>> start Task input
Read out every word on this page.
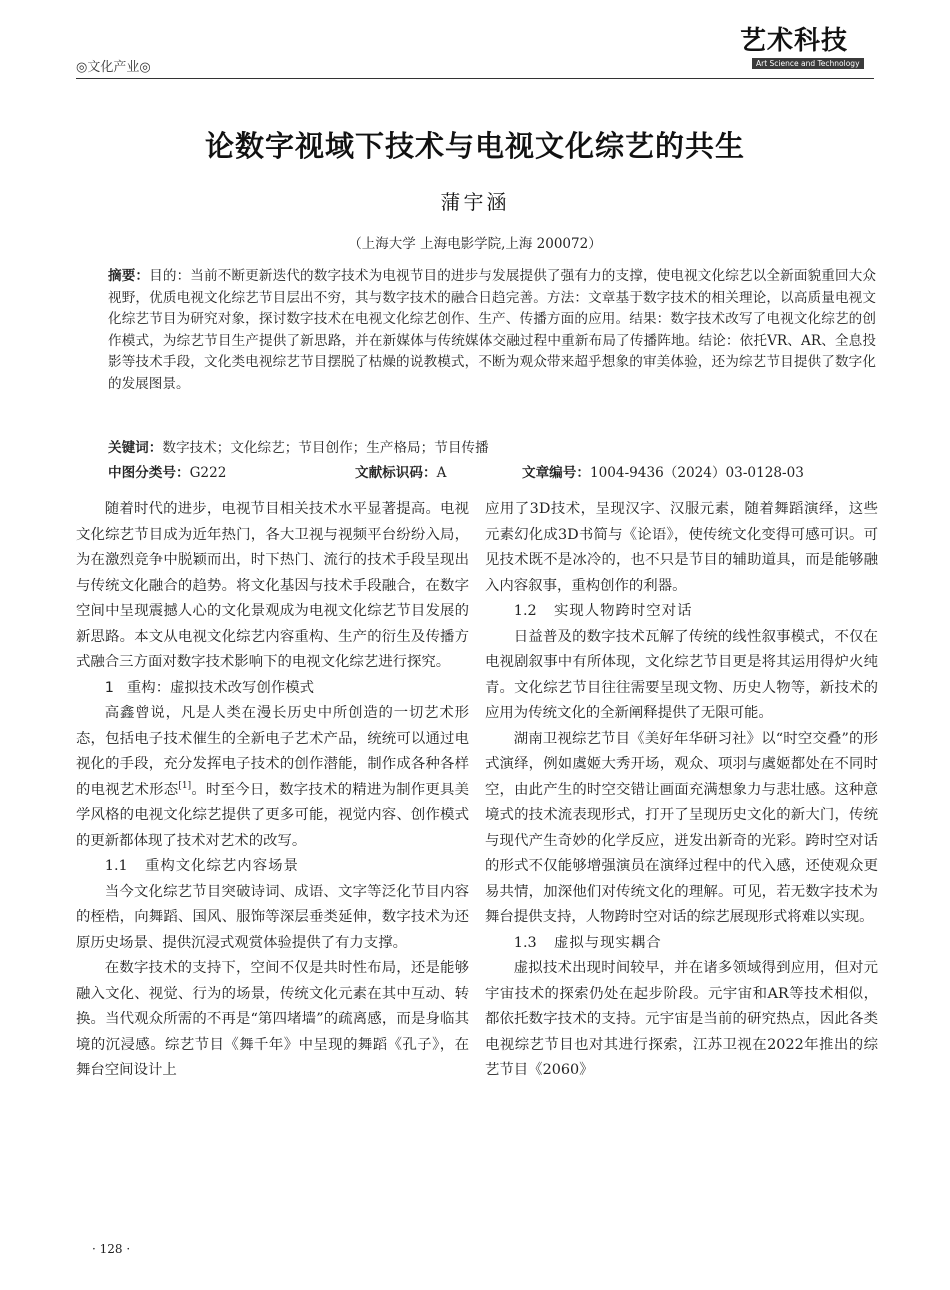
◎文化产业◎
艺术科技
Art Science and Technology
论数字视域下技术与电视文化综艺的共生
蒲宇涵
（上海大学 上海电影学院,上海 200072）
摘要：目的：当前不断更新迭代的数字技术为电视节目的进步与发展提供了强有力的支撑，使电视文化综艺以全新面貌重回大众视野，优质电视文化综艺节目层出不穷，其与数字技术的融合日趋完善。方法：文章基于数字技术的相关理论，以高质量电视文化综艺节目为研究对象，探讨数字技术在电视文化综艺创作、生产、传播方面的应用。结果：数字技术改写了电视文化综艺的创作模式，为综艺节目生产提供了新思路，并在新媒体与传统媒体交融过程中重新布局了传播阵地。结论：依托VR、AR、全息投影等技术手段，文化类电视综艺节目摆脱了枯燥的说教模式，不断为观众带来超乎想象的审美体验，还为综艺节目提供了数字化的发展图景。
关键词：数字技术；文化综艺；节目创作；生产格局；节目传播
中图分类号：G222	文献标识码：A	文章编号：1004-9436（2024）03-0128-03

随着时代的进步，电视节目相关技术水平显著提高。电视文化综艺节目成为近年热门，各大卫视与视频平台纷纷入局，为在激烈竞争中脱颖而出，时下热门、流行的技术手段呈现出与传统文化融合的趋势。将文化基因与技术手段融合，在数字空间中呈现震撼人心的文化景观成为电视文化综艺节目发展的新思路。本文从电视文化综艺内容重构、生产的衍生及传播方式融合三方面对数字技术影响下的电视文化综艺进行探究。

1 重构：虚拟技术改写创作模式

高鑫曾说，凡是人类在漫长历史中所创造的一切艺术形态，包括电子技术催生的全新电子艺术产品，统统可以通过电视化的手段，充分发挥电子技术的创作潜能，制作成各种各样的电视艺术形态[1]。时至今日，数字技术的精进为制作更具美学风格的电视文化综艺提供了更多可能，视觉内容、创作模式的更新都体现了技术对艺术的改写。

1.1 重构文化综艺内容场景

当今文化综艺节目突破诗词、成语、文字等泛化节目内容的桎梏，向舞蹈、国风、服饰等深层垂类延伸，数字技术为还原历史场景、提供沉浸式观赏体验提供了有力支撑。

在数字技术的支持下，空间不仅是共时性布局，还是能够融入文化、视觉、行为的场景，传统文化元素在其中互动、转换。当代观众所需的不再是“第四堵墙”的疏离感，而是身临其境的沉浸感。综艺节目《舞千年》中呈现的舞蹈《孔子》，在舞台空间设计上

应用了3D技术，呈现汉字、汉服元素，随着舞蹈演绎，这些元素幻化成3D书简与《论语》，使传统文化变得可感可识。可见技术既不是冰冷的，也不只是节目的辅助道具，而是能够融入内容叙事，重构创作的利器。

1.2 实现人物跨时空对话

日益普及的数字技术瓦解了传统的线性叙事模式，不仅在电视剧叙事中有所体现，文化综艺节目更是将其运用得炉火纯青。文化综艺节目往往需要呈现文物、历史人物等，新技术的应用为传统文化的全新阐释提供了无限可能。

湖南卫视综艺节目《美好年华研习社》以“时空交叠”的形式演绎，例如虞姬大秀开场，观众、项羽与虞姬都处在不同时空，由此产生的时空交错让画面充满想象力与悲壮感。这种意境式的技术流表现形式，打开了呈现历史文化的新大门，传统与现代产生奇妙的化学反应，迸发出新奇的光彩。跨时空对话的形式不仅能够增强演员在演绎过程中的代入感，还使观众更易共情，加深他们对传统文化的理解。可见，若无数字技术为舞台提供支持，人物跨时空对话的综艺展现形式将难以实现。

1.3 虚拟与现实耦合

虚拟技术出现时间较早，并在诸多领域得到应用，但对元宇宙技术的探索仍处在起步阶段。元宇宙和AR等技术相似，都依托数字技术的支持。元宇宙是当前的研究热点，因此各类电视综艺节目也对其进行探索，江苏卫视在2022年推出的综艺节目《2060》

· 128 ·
>> end Task input
>> start Task input
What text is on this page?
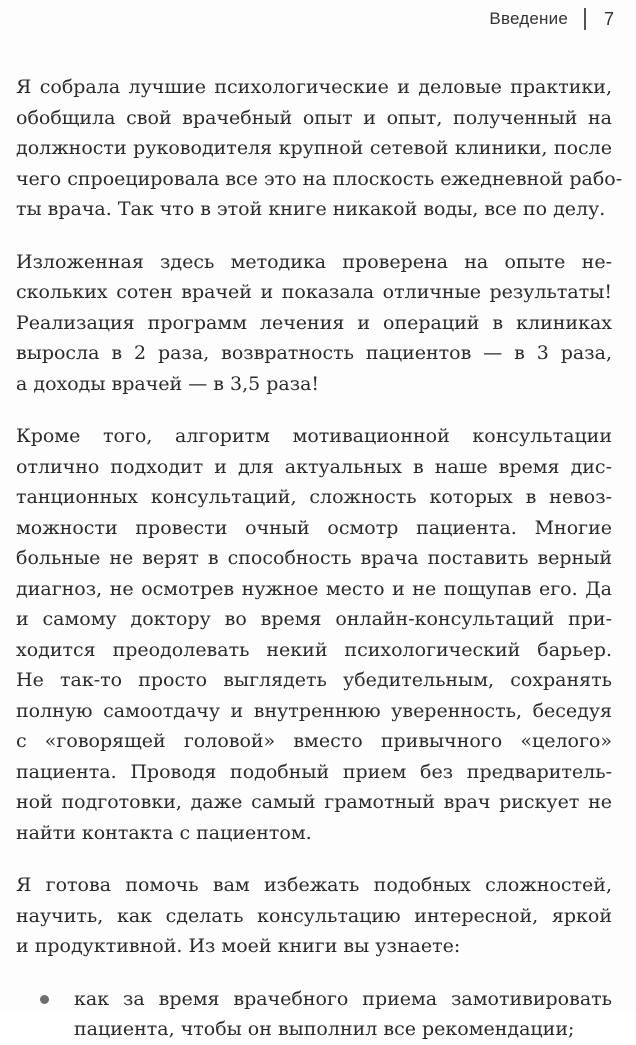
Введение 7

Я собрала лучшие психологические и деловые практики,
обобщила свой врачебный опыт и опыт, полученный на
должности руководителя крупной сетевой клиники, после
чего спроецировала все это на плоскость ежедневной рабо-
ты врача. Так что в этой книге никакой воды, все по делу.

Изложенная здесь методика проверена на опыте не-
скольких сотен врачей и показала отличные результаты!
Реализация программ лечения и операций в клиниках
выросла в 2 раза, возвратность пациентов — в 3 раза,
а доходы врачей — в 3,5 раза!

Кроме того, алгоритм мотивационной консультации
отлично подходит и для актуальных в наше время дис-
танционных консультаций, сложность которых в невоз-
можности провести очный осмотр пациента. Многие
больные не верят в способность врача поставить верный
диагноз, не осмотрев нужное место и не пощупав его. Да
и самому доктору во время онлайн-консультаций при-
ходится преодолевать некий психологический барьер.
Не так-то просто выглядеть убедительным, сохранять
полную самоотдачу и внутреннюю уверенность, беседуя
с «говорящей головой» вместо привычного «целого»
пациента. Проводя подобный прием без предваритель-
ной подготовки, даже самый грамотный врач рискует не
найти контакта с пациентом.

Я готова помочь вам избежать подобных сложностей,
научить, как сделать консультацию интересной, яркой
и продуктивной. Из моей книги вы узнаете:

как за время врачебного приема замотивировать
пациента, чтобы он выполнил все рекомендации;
>> end Task input
>> start Task input
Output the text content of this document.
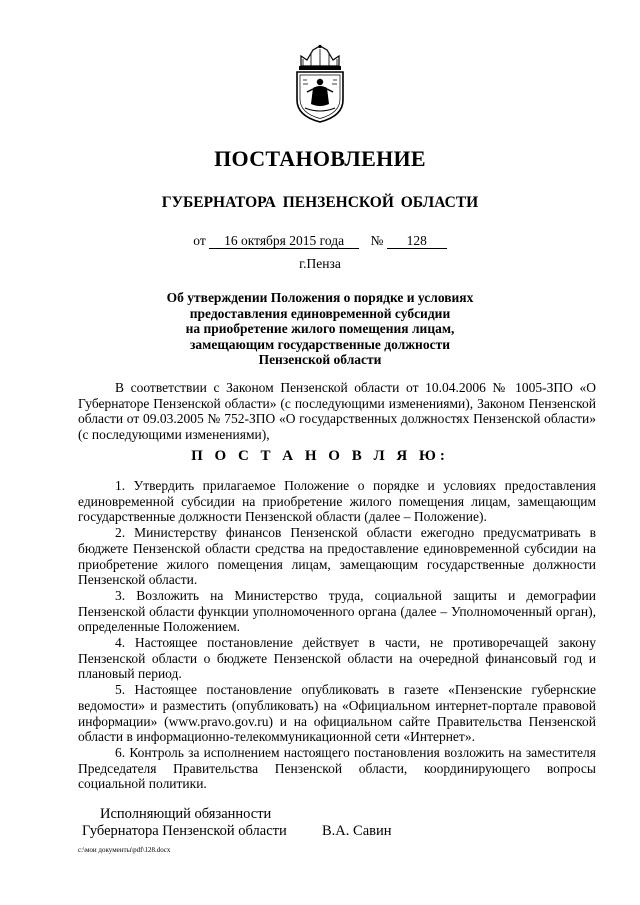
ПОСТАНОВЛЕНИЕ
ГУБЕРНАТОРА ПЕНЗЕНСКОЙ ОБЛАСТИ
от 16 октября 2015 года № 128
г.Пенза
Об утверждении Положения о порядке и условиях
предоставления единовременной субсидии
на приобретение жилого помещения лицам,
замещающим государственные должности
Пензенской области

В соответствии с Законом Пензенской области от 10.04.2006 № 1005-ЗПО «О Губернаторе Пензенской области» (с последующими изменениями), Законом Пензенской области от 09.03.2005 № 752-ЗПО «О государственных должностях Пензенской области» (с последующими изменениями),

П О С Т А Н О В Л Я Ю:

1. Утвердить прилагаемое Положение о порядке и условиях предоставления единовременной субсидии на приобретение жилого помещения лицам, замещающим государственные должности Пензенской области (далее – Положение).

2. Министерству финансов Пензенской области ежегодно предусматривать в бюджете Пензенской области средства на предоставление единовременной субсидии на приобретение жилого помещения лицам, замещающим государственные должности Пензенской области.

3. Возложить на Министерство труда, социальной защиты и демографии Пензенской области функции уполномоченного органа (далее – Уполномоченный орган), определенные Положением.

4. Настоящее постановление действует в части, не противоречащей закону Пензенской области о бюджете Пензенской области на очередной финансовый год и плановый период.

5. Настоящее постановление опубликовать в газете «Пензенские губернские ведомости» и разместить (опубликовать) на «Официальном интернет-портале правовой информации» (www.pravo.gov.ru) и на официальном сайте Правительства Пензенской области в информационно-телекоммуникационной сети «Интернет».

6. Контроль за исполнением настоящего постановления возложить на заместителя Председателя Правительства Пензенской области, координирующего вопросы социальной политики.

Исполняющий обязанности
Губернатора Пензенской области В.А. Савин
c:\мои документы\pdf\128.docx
>> end Task input
• Task to carry out
Note every line above where the string "замещающим" shows up, and copy those lines.

• Problem solution
замещающим государственные должности
1. Утвердить прилагаемое Положение о порядке и условиях предоставления единовременной субсидии на приобретение жилого помещения лицам, замещающим государственные должности Пензенской области (далее – Положение).
2. Министерству финансов Пензенской области ежегодно предусматривать в бюджете Пензенской области средства на предоставление единовременной субсидии на приобретение жилого помещения лицам, замещающим государственные должности Пензенской области.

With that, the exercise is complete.